Material provided:

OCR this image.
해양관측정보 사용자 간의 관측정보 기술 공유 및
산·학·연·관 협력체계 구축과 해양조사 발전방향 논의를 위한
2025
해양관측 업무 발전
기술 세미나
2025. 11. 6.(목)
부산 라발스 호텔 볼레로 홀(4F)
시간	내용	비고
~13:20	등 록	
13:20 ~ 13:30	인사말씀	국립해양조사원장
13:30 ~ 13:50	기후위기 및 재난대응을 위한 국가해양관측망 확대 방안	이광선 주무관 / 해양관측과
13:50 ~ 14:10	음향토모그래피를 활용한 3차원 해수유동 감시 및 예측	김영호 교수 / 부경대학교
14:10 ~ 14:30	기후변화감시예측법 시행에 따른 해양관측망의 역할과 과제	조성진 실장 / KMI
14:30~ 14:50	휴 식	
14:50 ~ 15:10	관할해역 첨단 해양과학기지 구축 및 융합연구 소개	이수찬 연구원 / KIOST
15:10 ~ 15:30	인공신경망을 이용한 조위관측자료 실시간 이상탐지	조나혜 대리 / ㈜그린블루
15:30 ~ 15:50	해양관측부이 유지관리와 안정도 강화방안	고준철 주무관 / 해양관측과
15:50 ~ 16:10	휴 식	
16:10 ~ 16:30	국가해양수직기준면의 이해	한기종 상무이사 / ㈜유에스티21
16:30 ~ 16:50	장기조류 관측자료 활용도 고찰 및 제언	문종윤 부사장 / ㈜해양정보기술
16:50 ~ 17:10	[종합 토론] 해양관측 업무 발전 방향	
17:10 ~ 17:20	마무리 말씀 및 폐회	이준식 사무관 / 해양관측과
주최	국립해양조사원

Problem to work on: Here, the records must be output exactly and in full.

Solution:
OCR this image.
해양관측정보 사용자 간의 관측정보 기술 공유 및
산·학·연·관 협력체계 구축과 해양조사 발전방향 논의를 위한
2025
해양관측 업무 발전
기술 세미나
2025. 11. 6.(목)
부산 라발스 호텔 볼레로 홀(4F)
시간	내용	비고
~13:20	등 록	
13:20 ~ 13:30	인사말씀	국립해양조사원장
13:30 ~ 13:50	기후위기 및 재난대응을 위한 국가해양관측망 확대 방안	이광선 주무관 / 해양관측과
13:50 ~ 14:10	음향토모그래피를 활용한 3차원 해수유동 감시 및 예측	김영호 교수 / 부경대학교
14:10 ~ 14:30	기후변화감시예측법 시행에 따른 해양관측망의 역할과 과제	조성진 실장 / KMI
14:30~ 14:50	휴 식	
14:50 ~ 15:10	관할해역 첨단 해양과학기지 구축 및 융합연구 소개	이수찬 연구원 / KIOST
15:10 ~ 15:30	인공신경망을 이용한 조위관측자료 실시간 이상탐지	조나혜 대리 / ㈜그린블루
15:30 ~ 15:50	해양관측부이 유지관리와 안정도 강화방안	고준철 주무관 / 해양관측과
15:50 ~ 16:10	휴 식	
16:10 ~ 16:30	국가해양수직기준면의 이해	한기종 상무이사 / ㈜유에스티21
16:30 ~ 16:50	장기조류 관측자료 활용도 고찰 및 제언	문종윤 부사장 / ㈜해양정보기술
16:50 ~ 17:10	[종합 토론] 해양관측 업무 발전 방향	
17:10 ~ 17:20	마무리 말씀 및 폐회	이준식 사무관 / 해양관측과
주최	국립해양조사원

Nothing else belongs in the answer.